» PROMPT
Note each line where "эсовцам" appears, and copy it.

» Data entries
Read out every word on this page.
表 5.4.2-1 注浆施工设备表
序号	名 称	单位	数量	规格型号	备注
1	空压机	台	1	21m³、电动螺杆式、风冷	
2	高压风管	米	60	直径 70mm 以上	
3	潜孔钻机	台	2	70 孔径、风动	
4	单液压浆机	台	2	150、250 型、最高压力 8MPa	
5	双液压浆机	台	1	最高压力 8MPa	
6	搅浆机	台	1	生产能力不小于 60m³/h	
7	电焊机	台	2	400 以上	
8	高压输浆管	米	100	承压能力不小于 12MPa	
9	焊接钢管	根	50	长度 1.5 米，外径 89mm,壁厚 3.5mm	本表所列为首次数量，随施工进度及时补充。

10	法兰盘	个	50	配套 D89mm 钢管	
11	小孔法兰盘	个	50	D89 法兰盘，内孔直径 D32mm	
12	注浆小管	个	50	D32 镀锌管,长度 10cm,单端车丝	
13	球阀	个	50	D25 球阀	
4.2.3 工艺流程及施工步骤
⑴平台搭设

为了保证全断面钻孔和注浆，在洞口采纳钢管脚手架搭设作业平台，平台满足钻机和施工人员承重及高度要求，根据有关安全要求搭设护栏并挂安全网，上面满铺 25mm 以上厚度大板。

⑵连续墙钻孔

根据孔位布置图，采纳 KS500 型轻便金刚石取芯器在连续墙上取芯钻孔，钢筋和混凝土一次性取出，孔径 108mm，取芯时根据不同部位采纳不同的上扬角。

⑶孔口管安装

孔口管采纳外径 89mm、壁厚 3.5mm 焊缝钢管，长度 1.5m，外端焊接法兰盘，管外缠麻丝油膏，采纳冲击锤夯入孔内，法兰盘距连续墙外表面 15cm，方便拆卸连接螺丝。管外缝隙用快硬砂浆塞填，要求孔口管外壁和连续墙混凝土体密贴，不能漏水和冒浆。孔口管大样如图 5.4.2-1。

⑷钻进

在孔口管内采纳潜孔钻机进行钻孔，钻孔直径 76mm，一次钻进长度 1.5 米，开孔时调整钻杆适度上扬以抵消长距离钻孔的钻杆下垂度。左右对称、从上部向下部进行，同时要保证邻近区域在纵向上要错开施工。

==

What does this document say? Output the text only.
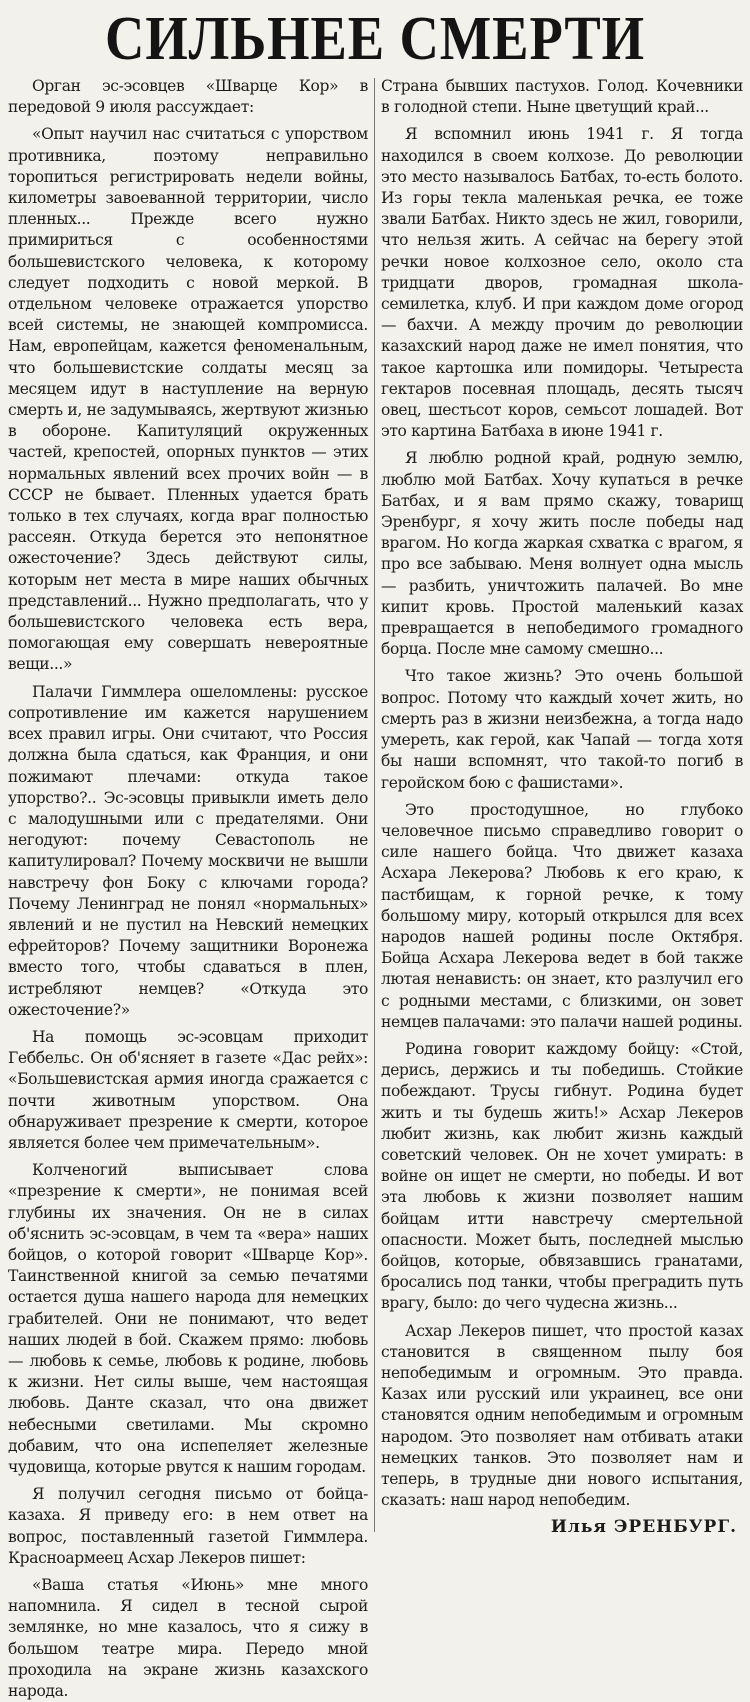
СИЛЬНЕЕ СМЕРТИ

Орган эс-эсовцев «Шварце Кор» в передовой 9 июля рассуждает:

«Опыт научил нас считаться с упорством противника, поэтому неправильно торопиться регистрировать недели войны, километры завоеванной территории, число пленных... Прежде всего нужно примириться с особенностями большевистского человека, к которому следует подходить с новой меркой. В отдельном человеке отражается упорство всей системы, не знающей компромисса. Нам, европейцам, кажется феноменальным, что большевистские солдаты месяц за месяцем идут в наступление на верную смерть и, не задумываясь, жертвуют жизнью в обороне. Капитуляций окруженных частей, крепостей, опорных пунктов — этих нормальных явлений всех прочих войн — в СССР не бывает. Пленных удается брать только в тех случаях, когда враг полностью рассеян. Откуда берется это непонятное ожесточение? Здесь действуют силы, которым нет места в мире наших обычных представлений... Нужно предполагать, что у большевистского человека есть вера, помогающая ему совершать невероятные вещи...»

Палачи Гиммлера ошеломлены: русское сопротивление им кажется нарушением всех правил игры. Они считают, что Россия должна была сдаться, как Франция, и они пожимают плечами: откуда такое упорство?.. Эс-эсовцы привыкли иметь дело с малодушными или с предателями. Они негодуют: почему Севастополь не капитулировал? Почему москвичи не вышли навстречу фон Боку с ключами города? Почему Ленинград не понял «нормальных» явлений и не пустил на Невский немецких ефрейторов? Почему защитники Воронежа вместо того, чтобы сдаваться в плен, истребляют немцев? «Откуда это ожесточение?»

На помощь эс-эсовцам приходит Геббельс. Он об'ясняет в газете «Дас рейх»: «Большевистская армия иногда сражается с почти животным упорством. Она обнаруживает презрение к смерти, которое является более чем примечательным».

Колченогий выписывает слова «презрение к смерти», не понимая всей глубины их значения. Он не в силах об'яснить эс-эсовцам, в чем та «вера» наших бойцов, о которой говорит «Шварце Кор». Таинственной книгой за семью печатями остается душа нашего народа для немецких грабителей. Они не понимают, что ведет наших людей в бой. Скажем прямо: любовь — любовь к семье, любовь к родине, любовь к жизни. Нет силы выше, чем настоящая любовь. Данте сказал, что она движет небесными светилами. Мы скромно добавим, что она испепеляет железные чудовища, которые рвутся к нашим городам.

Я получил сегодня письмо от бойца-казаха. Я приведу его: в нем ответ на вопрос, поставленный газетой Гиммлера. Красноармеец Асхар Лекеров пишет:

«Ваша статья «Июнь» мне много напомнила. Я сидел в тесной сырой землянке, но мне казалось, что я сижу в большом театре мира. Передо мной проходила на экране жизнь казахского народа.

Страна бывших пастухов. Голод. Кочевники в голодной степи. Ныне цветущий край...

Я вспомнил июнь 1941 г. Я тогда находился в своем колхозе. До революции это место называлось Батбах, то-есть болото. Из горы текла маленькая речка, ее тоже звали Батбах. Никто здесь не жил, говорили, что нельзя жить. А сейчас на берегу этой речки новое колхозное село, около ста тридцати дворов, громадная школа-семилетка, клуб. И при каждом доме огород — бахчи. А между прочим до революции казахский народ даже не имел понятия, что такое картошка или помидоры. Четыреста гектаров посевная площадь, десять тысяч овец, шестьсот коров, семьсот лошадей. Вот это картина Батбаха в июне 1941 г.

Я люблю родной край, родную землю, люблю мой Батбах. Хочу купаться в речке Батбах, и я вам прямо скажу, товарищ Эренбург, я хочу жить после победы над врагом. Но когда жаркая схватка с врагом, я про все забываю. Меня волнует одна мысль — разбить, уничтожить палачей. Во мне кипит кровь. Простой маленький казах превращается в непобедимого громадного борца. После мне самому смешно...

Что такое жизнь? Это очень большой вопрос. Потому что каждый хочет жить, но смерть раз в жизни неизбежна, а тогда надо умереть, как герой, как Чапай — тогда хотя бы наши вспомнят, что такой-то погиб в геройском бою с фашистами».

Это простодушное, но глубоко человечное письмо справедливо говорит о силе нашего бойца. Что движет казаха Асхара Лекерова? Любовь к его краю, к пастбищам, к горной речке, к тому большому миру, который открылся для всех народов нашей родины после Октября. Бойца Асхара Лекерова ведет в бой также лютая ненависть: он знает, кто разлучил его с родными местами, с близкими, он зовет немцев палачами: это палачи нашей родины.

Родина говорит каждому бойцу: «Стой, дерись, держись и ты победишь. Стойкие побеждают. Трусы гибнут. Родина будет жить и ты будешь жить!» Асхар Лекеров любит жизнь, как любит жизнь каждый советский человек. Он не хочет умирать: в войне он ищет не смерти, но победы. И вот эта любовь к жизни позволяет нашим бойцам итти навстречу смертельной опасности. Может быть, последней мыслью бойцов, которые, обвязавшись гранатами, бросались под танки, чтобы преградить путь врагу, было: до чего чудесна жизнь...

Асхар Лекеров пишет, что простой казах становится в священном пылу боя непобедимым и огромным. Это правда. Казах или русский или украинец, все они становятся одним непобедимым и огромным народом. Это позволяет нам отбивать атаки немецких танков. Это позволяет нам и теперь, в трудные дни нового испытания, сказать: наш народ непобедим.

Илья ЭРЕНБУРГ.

--

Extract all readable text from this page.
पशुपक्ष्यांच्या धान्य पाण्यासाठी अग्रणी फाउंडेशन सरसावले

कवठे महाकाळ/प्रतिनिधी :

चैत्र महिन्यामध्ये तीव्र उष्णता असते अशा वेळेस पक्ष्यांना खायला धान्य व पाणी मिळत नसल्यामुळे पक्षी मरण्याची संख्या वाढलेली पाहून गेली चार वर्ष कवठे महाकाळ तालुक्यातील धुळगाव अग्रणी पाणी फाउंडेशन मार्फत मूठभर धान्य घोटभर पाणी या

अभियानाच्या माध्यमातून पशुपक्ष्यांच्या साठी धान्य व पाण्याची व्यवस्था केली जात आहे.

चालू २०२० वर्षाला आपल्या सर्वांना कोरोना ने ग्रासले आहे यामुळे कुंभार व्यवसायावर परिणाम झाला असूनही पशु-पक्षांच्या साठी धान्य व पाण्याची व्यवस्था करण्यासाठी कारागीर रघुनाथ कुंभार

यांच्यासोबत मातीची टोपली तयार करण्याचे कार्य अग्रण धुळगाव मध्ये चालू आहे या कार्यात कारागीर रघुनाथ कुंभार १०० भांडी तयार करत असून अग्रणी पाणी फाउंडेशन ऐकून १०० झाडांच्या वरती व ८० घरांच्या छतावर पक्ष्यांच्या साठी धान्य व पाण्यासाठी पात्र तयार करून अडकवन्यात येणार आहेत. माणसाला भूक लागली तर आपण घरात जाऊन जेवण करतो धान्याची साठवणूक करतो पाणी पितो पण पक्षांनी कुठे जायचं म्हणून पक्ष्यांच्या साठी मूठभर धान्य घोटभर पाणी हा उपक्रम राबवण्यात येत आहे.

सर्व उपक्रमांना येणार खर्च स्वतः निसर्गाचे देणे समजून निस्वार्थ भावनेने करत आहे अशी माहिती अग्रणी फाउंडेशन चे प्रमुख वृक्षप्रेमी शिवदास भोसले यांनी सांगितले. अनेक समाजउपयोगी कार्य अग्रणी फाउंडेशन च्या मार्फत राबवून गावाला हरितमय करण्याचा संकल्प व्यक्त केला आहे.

» REPLY TO THE TASK
На помощь эс-эсовцам приходит Геббельс. Он об'ясняет в газете «Дас рейх»: «Большевистская армия иногда сражается с почти животным упорством. Она обнаруживает презрение к смерти, которое является более чем примечательным».
Колченогий выписывает слова «презрение к смерти», не понимая всей глубины их значения. Он не в силах об'яснить эс-эсовцам, в чем та «вера» наших бойцов, о которой говорит «Шварце Кор». Таинственной книгой за семью печатями остается душа нашего народа для немецких грабителей. Они не понимают, что ведет наших людей в бой. Скажем прямо: любовь — любовь к семье, любовь к родине, любовь к жизни. Нет силы выше, чем настоящая любовь. Данте сказал, что она движет небесными светилами. Мы скромно добавим, что она испепеляет железные чудовища, которые рвутся к нашим городам.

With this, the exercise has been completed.